* Begin Available data *

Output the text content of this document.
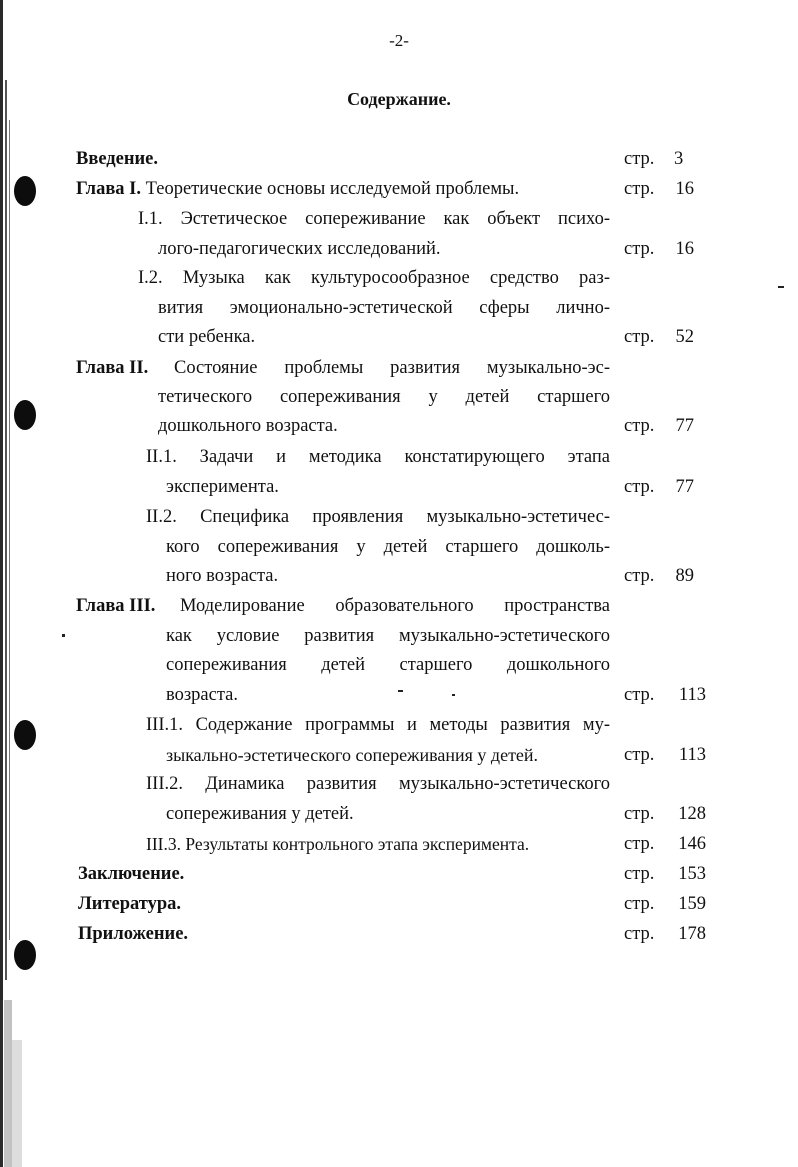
-2-
Содержание.
Введение.	стр. 3
Глава I. Теоретические основы исследуемой проблемы.	стр.	16
I.1. Эстетическое сопереживание как объект психо-
лого-педагогических исследований.	стр.	16
I.2. Музыка как культуросообразное средство раз-
вития эмоционально-эстетической сферы лично-
сти ребенка.	стр.	52
Глава II. Состояние проблемы развития музыкально-эс-
тетического сопереживания у детей старшего
дошкольного возраста.	стр.	77
II.1. Задачи и методика констатирующего этапа
эксперимента.	стр.	77
II.2. Специфика проявления музыкально-эстетичес-
кого сопереживания у детей старшего дошколь-
ного возраста.	стр.	89
Глава III. Моделирование образовательного пространства
как условие развития музыкально-эстетического
сопереживания детей старшего дошкольного
возраста.	стр.	113
III.1. Содержание программы и методы развития му-
зыкально-эстетического сопереживания у детей.	стр.	113
III.2. Динамика развития музыкально-эстетического
сопереживания у детей.	стр.	128
III.3. Результаты контрольного этапа эксперимента.	стр.	146
Заключение.	стр.	153
Литература.	стр.	159
Приложение.	стр.	178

* End Available data *

» Problem requirements: In the records above, how many lines hold the string "проблемы"? Reply with only the number.

» Right answer: 2